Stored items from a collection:
————————

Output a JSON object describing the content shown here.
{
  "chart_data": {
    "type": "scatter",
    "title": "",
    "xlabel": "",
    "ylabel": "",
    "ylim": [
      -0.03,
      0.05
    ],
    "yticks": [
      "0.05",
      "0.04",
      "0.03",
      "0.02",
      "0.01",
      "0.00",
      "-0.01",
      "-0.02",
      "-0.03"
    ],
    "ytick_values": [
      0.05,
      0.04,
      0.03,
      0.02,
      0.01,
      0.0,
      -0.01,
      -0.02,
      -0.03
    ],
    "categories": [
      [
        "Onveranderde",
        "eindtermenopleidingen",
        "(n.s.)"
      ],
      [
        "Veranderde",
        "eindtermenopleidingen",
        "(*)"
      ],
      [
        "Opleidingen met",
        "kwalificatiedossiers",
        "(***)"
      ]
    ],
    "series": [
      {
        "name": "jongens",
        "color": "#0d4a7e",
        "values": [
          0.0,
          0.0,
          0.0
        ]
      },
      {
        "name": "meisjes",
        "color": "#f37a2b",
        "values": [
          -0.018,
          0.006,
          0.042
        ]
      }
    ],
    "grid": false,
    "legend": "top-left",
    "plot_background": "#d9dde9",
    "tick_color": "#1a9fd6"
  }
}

————————

**What the task asks:**
Write each line above out exactly.

**Solution to the exercise:**
Output a JSON object describing the content shown here.
{
  "chart_data": {
    "type": "scatter",
    "title": "",
    "xlabel": "",
    "ylabel": "",
    "ylim": [
      -0.03,
      0.05
    ],
    "yticks": [
      "0.05",
      "0.04",
      "0.03",
      "0.02",
      "0.01",
      "0.00",
      "-0.01",
      "-0.02",
      "-0.03"
    ],
    "ytick_values": [
      0.05,
      0.04,
      0.03,
      0.02,
      0.01,
      0.0,
      -0.01,
      -0.02,
      -0.03
    ],
    "categories": [
      [
        "Onveranderde",
        "eindtermenopleidingen",
        "(n.s.)"
      ],
      [
        "Veranderde",
        "eindtermenopleidingen",
        "(*)"
      ],
      [
        "Opleidingen met",
        "kwalificatiedossiers",
        "(***)"
      ]
    ],
    "series": [
      {
        "name": "jongens",
        "color": "#0d4a7e",
        "values": [
          0.0,
          0.0,
          0.0
        ]
      },
      {
        "name": "meisjes",
        "color": "#f37a2b",
        "values": [
          -0.018,
          0.006,
          0.042
        ]
      }
    ],
    "grid": false,
    "legend": "top-left",
    "plot_background": "#d9dde9",
    "tick_color": "#1a9fd6"
  }
}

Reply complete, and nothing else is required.